215 F. Supp. 3d 844
N.D. Cal.2016Background
- Plaintiffs Cheryl Fillekes and Robert Heath sued Google under the ADEA alleging a company-wide pattern or practice of refusing to hire applicants age 40+ for technical roles (SWE, SRE, SysEng).
- Fillekes alleged multiple in-person interviews (2007–2014) with no hire and submitted declarations from seven other applicants plus statistical and administrative-complaint evidence; she sought conditional certification of a nationwide collective (post-August 13, 2010).
- Heath sought to partially join Fillekes’ motion but proposed a broader class definition that would cover all applicants 40+ rejected since Google’s alleged discriminatory practice began (potentially up to ~630,000 people); he submitted only his own declaration and internet-post materials.
- The court applied the two-step FLSA/ADEA collective-action framework and the lenient notice-stage standard for conditional certification (plaintiffs must make a modest factual showing that putative class members are similarly situated).
- The court overruled Google’s evidentiary objections (permissive treatment of hearsay and relaxed evidentiary rules at notice stage) and granted Fillekes’ motion for conditional certification of a limited collective; it denied Heath’s joinder/motion as his class was overbroad and unsupported.

◆ Data rows
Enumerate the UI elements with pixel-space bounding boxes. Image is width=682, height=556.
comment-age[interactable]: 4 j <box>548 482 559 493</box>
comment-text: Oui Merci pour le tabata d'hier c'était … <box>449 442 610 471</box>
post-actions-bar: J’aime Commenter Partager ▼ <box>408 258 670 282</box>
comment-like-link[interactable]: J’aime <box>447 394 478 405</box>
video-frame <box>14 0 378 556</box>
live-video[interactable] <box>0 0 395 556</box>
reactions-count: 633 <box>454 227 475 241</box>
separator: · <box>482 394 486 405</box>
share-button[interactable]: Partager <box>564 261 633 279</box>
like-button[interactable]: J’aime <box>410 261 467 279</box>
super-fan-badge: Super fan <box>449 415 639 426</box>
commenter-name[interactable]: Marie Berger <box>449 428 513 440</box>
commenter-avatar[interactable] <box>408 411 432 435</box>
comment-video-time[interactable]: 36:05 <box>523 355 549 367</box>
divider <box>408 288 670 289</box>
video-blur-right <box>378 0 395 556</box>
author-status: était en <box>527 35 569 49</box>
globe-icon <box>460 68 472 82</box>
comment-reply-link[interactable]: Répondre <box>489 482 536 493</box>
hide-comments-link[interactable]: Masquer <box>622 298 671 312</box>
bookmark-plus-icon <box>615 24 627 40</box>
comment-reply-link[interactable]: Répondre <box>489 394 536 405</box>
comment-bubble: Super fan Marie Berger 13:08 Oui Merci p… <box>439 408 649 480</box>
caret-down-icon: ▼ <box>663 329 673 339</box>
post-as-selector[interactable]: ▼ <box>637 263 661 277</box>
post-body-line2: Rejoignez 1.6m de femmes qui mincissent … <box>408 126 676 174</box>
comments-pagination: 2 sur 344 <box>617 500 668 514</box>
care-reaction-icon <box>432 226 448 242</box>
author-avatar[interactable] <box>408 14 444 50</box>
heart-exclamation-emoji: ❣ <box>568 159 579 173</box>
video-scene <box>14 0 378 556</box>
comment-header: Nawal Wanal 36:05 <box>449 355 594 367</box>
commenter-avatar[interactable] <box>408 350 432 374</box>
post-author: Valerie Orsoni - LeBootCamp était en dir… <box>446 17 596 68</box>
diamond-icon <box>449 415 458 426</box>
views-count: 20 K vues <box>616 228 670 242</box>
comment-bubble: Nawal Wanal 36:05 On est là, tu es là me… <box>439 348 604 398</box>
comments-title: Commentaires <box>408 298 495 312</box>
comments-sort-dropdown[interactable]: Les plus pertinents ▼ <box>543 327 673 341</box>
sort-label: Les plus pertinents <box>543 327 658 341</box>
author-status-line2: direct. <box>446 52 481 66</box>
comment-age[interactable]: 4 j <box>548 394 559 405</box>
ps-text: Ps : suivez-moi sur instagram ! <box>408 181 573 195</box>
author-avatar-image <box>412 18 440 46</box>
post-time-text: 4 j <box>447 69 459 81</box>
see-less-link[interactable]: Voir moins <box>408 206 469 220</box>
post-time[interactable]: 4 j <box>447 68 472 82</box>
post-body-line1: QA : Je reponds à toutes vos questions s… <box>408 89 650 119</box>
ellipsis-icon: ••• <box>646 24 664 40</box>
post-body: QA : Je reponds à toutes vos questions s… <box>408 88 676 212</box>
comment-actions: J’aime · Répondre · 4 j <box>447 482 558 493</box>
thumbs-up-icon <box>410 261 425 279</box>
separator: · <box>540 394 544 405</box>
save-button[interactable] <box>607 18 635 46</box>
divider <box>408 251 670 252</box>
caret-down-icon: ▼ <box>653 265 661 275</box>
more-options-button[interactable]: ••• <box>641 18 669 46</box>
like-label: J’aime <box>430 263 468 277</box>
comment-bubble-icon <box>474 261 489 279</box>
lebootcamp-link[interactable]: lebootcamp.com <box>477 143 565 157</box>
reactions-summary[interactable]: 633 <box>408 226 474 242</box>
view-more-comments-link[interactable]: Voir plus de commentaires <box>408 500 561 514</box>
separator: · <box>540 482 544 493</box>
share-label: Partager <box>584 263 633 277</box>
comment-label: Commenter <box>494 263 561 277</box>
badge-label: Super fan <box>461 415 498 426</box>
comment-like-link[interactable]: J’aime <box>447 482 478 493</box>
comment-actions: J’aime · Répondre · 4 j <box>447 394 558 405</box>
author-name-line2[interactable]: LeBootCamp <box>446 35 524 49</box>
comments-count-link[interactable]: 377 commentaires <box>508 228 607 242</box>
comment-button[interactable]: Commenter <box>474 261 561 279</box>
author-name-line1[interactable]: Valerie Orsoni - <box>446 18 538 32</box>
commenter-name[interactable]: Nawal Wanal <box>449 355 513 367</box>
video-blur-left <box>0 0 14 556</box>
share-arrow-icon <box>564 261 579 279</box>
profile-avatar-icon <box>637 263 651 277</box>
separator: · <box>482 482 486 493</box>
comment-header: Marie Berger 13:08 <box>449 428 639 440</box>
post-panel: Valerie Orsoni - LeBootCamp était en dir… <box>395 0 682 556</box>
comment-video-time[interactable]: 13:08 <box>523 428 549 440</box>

◆ Given request 1
Reproduce verbatim the passage of the case summary that opens with the words containing "215 F. Supp." and closes with "and internet-post materials.".
◆ Given request 2
In the case summary, how many other applicants' declarations did Fillekes submit?
◆ Given request 3
Continue the case summary beyond its last sentence.
The data has no connection to the case summary.

◆ Task response 1
215 F. Supp. 3d 844
N.D. Cal.2016Background
- Plaintiffs Cheryl Fillekes and Robert Heath sued Google under the ADEA alleging a company-wide pattern or practice of refusing to hire applicants age 40+ for technical roles (SWE, SRE, SysEng).
- Fillekes alleged multiple in-person interviews (2007–2014) with no hire and submitted declarations from seven other applicants plus statistical and administrative-complaint evidence; she sought conditional certification of a nationwide collective (post-August 13, 2010).
- Heath sought to partially join Fillekes’ motion but proposed a broader class definition that would cover all applicants 40+ rejected since Google’s alleged discriminatory practice began (potentially up to ~630,000 people); he submitted only his own declaration and internet-post materials.

◆ Task response 2
Seven.

◆ Task response 3
Issues
| Issue | Plaintiff's Argument | Defendant's Argument | Held |
|---|---|---|---|
| Whether the lenient notice-stage ADEA/FLSA standard applies | Fillekes: apply traditional two-step FLSA notice-stage test | Google: apply a more rigorous, modified Rule 23–type analysis | Court: apply lenient notice-stage two-step standard |
| Whether Fillekes made the modest factual showing to conditionally certify a collective | Fillekes: declarations, statistics, recruiter remarks show common plan/pattern | Google: evidence shows EEO policies, individualized inquiries, and contradictory employer records | Court: Fillekes met the lenient notice-stage standard; conditional certification granted |
| Whether Heath’s proposed collective is similarly situated and proper for conditional certification | Heath: join most of Fillekes’ motion but propose broader applicant-based class; asked court not to analyze similarly situated requirement now | Google: Heath’s class is overbroad and includes unqualified applicants; Heath not similarly situated | Court: Heath’s class is overbroad and unsupported; conditional certification denied |
| Scope and mechanics of notice (class list, timing, method) | Plaintiffs: proposed 15-day production and email notice via third party | Google: 15-day deadline burdensome; lacks applicant age data; meet-and-confer for notice details | Court: ordered parties to meet-and-confer and provide status; did not adopt Plaintiffs’ unilateral timing request |
Key Cases Cited
- Hoffmann-La Roche Inc. v. Sperling, 493 U.S. 165 (1989) (courts have managerial responsibility to oversee joinder and notice in collective actions)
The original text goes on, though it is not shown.